### Exercise goal
Convert every line of the listing below into a JSON list of strings, one string per line, skipping blank lines. Leave the picture markers out of the list.

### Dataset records
--------

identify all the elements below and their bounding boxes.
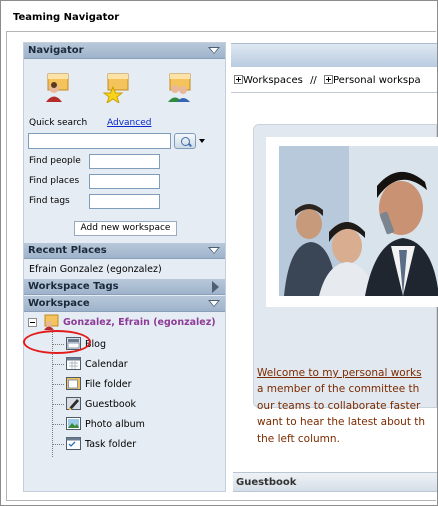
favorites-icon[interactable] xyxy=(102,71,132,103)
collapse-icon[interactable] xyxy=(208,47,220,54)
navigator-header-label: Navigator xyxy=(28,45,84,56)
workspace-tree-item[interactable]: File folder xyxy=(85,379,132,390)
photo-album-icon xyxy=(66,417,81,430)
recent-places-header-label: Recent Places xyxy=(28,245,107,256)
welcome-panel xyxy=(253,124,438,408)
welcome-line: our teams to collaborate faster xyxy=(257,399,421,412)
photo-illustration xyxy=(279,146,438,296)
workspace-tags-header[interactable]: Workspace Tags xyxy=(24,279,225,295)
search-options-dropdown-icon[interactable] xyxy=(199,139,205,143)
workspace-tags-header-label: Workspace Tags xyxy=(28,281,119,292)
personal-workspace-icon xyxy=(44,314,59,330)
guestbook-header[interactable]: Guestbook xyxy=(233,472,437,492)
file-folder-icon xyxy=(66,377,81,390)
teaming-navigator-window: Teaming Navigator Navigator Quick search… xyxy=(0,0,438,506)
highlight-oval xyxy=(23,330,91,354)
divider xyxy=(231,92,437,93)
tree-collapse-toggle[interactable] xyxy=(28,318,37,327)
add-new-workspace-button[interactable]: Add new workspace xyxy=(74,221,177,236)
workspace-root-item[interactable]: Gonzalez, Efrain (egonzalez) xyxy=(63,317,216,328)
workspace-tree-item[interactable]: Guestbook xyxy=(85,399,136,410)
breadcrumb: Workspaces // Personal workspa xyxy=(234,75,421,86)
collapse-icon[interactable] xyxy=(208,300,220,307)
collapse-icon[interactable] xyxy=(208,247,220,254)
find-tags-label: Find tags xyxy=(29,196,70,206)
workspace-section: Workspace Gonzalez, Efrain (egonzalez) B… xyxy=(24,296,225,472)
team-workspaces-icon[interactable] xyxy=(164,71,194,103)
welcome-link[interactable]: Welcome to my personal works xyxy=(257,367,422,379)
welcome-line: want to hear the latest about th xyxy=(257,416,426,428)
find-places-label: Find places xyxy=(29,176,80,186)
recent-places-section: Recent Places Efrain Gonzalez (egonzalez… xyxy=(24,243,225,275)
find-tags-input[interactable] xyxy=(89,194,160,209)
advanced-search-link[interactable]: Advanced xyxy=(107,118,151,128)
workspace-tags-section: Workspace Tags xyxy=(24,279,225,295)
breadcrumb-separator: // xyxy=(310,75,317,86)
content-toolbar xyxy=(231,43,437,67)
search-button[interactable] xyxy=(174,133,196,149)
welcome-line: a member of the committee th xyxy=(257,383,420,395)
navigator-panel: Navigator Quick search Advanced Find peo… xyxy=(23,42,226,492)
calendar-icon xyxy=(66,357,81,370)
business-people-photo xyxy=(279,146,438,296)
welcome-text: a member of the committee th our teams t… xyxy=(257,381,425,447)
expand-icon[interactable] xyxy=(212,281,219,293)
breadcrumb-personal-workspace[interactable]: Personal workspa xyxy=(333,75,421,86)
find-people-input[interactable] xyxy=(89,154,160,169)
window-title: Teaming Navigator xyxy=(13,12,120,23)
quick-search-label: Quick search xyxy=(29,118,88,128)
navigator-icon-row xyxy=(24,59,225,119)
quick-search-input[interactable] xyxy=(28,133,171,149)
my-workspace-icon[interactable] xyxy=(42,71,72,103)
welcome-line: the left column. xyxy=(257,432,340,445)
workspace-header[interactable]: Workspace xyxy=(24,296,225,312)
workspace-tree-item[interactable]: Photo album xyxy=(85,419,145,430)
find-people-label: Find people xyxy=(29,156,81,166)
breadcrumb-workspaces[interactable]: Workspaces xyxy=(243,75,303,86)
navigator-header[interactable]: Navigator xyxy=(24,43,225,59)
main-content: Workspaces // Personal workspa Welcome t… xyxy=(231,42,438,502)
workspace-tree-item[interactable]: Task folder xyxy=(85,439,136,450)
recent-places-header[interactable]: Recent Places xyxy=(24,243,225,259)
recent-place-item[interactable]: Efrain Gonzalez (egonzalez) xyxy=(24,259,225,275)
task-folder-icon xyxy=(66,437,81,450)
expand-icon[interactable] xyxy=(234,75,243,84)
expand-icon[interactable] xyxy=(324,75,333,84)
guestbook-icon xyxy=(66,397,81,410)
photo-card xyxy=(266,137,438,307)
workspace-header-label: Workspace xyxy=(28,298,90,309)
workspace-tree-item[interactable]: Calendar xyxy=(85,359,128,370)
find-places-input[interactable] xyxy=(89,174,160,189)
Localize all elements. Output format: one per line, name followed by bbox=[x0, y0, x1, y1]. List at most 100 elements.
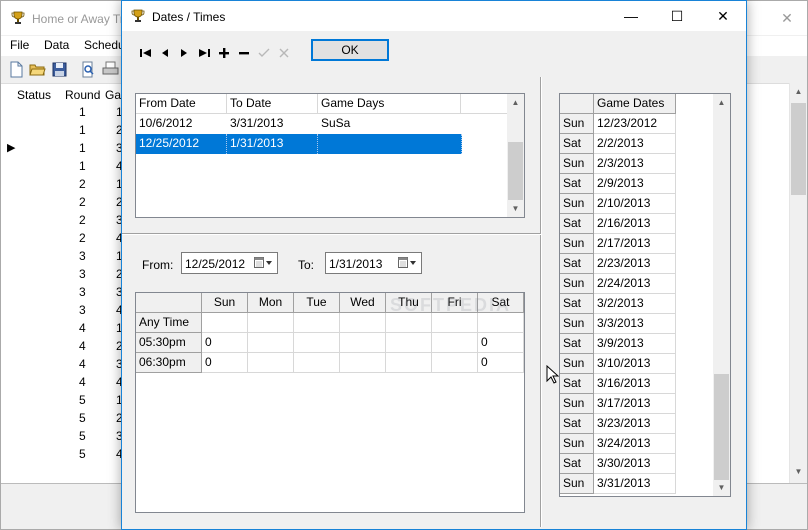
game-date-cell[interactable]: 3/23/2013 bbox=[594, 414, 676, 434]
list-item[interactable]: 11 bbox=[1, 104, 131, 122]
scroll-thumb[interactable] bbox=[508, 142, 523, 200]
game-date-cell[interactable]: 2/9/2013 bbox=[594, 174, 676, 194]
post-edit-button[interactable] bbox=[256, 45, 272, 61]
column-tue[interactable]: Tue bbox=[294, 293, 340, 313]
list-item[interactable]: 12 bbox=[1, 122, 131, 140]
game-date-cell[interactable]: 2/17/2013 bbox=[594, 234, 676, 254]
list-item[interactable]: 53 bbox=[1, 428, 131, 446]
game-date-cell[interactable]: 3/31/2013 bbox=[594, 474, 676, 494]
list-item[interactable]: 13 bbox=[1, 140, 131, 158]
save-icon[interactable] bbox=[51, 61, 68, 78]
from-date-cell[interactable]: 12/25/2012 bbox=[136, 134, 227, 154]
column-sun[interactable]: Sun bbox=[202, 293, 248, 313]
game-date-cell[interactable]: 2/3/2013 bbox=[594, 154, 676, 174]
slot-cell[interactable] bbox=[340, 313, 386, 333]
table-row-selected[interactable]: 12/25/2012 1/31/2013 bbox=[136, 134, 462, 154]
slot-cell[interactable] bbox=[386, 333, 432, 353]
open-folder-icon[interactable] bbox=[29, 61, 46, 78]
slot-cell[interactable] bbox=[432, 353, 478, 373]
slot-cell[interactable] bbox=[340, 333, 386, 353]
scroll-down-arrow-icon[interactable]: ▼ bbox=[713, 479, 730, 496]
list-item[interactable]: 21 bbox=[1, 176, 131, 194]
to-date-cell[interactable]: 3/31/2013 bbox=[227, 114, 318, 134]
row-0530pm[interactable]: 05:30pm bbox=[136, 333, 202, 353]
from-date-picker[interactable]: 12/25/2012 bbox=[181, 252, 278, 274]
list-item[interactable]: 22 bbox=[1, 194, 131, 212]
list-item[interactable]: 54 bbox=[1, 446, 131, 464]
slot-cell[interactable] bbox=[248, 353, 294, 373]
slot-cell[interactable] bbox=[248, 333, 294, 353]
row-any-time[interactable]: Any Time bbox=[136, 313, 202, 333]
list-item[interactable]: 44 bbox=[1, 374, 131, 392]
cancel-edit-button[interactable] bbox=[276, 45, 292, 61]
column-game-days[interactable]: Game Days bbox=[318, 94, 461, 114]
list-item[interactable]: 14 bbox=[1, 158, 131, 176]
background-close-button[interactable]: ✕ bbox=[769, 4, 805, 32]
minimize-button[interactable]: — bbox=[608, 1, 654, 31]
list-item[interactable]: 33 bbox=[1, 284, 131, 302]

--------

### Solved problem
[
  "identify all the elements below and their bounding boxes.",
  "favorites-icon[interactable] xyxy=(102,71,132,103)",
  "collapse-icon[interactable] xyxy=(208,47,220,54)",
  "navigator-header-label: Navigator xyxy=(28,45,84,56)",
  "workspace-tree-item[interactable]: File folder xyxy=(85,379,132,390)",
  "photo-album-icon xyxy=(66,417,81,430)",
  "recent-places-header-label: Recent Places xyxy=(28,245,107,256)",
  "welcome-panel xyxy=(253,124,438,408)",
  "welcome-line: our teams to collaborate faster xyxy=(257,399,421,412)",
  "photo-illustration xyxy=(279,146,438,296)",
  "workspace-tags-header[interactable]: Workspace Tags xyxy=(24,279,225,295)",
  "search-options-dropdown-icon[interactable] xyxy=(199,139,205,143)",
  "workspace-tags-header-label: Workspace Tags xyxy=(28,281,119,292)",
  "personal-workspace-icon xyxy=(44,314,59,330)",
  "guestbook-header[interactable]: Guestbook xyxy=(233,472,437,492)",
  "file-folder-icon xyxy=(66,377,81,390)",
  "teaming-navigator-window: Teaming Navigator Navigator Quick search… xyxy=(0,0,438,506)",
  "highlight-oval xyxy=(23,330,91,354)",
  "divider xyxy=(231,92,437,93)",
  "tree-collapse-toggle[interactable] xyxy=(28,318,37,327)",
  "add-new-workspace-button[interactable]: Add new workspace xyxy=(74,221,177,236)",
  "workspace-root-item[interactable]: Gonzalez, Efrain (egonzalez) xyxy=(63,317,216,328)",
  "workspace-tree-item[interactable]: Guestbook xyxy=(85,399,136,410)",
  "breadcrumb: Workspaces // Personal workspa xyxy=(234,75,421,86)",
  "collapse-icon[interactable] xyxy=(208,300,220,307)",
  "collapse-icon[interactable] xyxy=(208,247,220,254)",
  "find-tags-label: Find tags xyxy=(29,196,70,206)",
  "workspace-section: Workspace Gonzalez, Efrain (egonzalez) B… xyxy=(24,296,225,472)",
  "team-workspaces-icon[interactable] xyxy=(164,71,194,103)",
  "welcome-link[interactable]: Welcome to my personal works xyxy=(257,367,422,379)",
  "welcome-line: want to hear the latest about th xyxy=(257,416,426,428)",
  "find-places-label: Find places xyxy=(29,176,80,186)",
  "recent-places-section: Recent Places Efrain Gonzalez (egonzalez… xyxy=(24,243,225,275)",
  "find-tags-input[interactable] xyxy=(89,194,160,209)",
  "advanced-search-link[interactable]: Advanced xyxy=(107,118,151,128)",
  "workspace-tags-section: Workspace Tags xyxy=(24,279,225,295)",
  "breadcrumb-separator: // xyxy=(310,75,317,86)",
  "content-toolbar xyxy=(231,43,437,67)",
  "search-button[interactable] xyxy=(174,133,196,149)",
  "welcome-line: a member of the committee th xyxy=(257,383,420,395)",
  "navigator-panel: Navigator Quick search Advanced Find peo… xyxy=(23,42,226,492)",
  "calendar-icon xyxy=(66,357,81,370)",
  "business-people-photo xyxy=(279,146,438,296)",
  "welcome-text: a member of the committee th our teams t… xyxy=(257,381,425,447)",
  "expand-icon[interactable] xyxy=(212,281,219,293)",
  "breadcrumb-personal-workspace[interactable]: Personal workspa xyxy=(333,75,421,86)",
  "find-people-input[interactable] xyxy=(89,154,160,169)",
  "window-title: Teaming Navigator xyxy=(13,12,120,23)",
  "quick-search-label: Quick search xyxy=(29,118,88,128)",
  "navigator-icon-row xyxy=(24,59,225,119)",
  "quick-search-input[interactable] xyxy=(28,133,171,149)",
  "my-workspace-icon[interactable] xyxy=(42,71,72,103)",
  "welcome-line: the left column. xyxy=(257,432,340,445)",
  "workspace-header[interactable]: Workspace xyxy=(24,296,225,312)",
  "workspace-tree-item[interactable]: Photo album xyxy=(85,419,145,430)",
  "find-people-label: Find people xyxy=(29,156,81,166)",
  "breadcrumb-workspaces[interactable]: Workspaces xyxy=(243,75,303,86)",
  "navigator-header[interactable]: Navigator xyxy=(24,43,225,59)",
  "main-content: Workspaces // Personal workspa Welcome t… xyxy=(231,42,438,502)",
  "workspace-tree-item[interactable]: Task folder xyxy=(85,439,136,450)",
  "recent-places-header[interactable]: Recent Places xyxy=(24,243,225,259)",
  "recent-place-item[interactable]: Efrain Gonzalez (egonzalez) xyxy=(24,259,225,275)",
  "task-folder-icon xyxy=(66,437,81,450)",
  "expand-icon[interactable] xyxy=(234,75,243,84)",
  "expand-icon[interactable] xyxy=(324,75,333,84)",
  "guestbook-icon xyxy=(66,397,81,410)",
  "photo-card xyxy=(266,137,438,307)",
  "workspace-header-label: Workspace xyxy=(28,298,90,309)",
  "workspace-tree-item[interactable]: Calendar xyxy=(85,359,128,370)",
  "find-places-input[interactable] xyxy=(89,174,160,189)",
  "Localize all elements. Output format: one per line, name followed by bbox=[x0, y0, x1, y1]. List at most 100 elements.",
  "game-date-cell[interactable]: 3/23/2013 bbox=[594, 414, 676, 434]",
  "list-item[interactable]: 11 bbox=[1, 104, 131, 122]",
  "scroll-thumb[interactable] bbox=[508, 142, 523, 200]",
  "game-date-cell[interactable]: 2/9/2013 bbox=[594, 174, 676, 194]",
  "post-edit-button[interactable] bbox=[256, 45, 272, 61]",
  "column-tue[interactable]: Tue bbox=[294, 293, 340, 313]",
  "list-item[interactable]: 12 bbox=[1, 122, 131, 140]",
  "game-date-cell[interactable]: 2/17/2013 bbox=[594, 234, 676, 254]",
  "list-item[interactable]: 53 bbox=[1, 428, 131, 446]",
  "game-date-cell[interactable]: 3/31/2013 bbox=[594, 474, 676, 494]",
  "list-item[interactable]: 13 bbox=[1, 140, 131, 158]",
  "save-icon[interactable] bbox=[51, 61, 68, 78]",
  "from-date-cell[interactable]: 12/25/2012 bbox=[136, 134, 227, 154]",
  "column-sun[interactable]: Sun bbox=[202, 293, 248, 313]",
  "game-date-cell[interactable]: 2/3/2013 bbox=[594, 154, 676, 174]",
  "slot-cell[interactable] bbox=[340, 313, 386, 333]",
  "table-row-selected[interactable]: 12/25/2012 1/31/2013 bbox=[136, 134, 462, 154]",
  "slot-cell[interactable] bbox=[386, 333, 432, 353]",
  "open-folder-icon[interactable] bbox=[29, 61, 46, 78]",
  "slot-cell[interactable] bbox=[432, 353, 478, 373]",
  "slot-cell[interactable] bbox=[340, 333, 386, 353]",
  "scroll-down-arrow-icon[interactable]: ▼ bbox=[713, 479, 730, 496]",
  "list-item[interactable]: 21 bbox=[1, 176, 131, 194]",
  "to-date-cell[interactable]: 3/31/2013 bbox=[227, 114, 318, 134]",
  "row-0530pm[interactable]: 05:30pm bbox=[136, 333, 202, 353]",
  "from-date-picker[interactable]: 12/25/2012 bbox=[181, 252, 278, 274]",
  "list-item[interactable]: 22 bbox=[1, 194, 131, 212]",
  "list-item[interactable]: 54 bbox=[1, 446, 131, 464]",
  "slot-cell[interactable] bbox=[248, 353, 294, 373]",
  "slot-cell[interactable] bbox=[248, 333, 294, 353]",
  "row-any-time[interactable]: Any Time bbox=[136, 313, 202, 333]",
  "list-item[interactable]: 44 bbox=[1, 374, 131, 392]",
  "cancel-edit-button[interactable] bbox=[276, 45, 292, 61]",
  "column-game-days[interactable]: Game Days bbox=[318, 94, 461, 114]",
  "list-item[interactable]: 14 bbox=[1, 158, 131, 176]",
  "background-close-button[interactable]: ✕ bbox=[769, 4, 805, 32]",
  "minimize-button[interactable]: — bbox=[608, 1, 654, 31]",
  "list-item[interactable]: 33 bbox=[1, 284, 131, 302]"
]